▸ To do
Compute how many lines in the entries below contain "text", and output nothing but the number.

Records from a collection:
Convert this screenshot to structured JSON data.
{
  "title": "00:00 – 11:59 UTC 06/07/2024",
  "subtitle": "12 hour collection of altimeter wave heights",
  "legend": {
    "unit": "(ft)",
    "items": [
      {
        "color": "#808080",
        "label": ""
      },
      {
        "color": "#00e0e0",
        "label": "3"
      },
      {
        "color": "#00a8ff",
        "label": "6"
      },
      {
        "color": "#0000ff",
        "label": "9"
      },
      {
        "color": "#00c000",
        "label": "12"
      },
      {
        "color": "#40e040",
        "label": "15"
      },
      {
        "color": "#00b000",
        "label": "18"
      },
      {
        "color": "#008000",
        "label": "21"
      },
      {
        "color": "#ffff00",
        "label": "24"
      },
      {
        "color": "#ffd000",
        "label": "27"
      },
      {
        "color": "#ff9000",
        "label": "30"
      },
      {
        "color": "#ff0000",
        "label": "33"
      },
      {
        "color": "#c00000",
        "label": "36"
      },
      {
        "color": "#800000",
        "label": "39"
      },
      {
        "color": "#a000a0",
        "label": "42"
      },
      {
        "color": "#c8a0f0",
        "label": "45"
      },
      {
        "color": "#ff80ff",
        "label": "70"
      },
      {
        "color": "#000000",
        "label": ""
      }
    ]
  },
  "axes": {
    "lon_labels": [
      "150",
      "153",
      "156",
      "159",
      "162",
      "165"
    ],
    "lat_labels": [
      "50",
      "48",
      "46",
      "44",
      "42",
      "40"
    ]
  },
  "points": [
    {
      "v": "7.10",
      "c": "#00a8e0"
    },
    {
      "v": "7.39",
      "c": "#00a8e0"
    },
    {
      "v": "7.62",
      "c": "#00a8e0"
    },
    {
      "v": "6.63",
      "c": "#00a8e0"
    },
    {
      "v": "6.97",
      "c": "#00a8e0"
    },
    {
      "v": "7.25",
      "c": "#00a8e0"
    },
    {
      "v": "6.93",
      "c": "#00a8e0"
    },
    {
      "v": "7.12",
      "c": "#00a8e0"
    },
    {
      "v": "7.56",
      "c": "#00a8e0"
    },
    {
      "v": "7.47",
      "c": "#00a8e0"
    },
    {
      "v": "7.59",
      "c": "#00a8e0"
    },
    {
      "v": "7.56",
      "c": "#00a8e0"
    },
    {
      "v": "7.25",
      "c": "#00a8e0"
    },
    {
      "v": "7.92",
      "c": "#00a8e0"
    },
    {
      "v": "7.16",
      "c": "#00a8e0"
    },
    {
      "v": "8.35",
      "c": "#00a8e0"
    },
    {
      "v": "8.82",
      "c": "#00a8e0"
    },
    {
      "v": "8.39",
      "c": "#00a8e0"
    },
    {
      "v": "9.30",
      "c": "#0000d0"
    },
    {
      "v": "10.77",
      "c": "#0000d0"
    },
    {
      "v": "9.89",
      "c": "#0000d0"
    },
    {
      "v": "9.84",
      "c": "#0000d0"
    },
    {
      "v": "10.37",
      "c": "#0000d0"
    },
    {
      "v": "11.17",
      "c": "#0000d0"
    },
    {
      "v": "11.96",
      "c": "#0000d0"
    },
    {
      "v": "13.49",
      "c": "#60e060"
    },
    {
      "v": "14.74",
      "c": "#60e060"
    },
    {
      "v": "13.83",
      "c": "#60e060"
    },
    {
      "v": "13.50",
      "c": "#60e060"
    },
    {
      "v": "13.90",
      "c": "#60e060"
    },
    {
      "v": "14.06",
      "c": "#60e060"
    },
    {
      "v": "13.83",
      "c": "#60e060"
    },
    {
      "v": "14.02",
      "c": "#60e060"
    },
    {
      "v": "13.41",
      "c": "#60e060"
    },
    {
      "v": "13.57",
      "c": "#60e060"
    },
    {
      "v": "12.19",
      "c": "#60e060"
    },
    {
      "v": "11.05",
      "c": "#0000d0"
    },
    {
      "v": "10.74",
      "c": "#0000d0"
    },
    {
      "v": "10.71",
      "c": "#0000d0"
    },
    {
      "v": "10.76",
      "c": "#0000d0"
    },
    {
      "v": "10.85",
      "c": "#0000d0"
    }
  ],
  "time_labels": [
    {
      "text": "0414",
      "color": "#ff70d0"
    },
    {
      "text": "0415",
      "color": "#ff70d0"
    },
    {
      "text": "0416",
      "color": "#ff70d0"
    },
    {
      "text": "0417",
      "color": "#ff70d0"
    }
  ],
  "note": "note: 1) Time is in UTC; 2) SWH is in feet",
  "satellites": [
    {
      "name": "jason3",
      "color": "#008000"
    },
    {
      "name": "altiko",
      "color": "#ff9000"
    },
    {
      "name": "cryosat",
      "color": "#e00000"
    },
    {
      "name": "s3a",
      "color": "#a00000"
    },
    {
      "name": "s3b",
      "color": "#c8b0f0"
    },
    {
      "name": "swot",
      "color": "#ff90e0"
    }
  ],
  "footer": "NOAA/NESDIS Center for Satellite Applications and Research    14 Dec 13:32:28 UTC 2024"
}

▸ Correct answer
4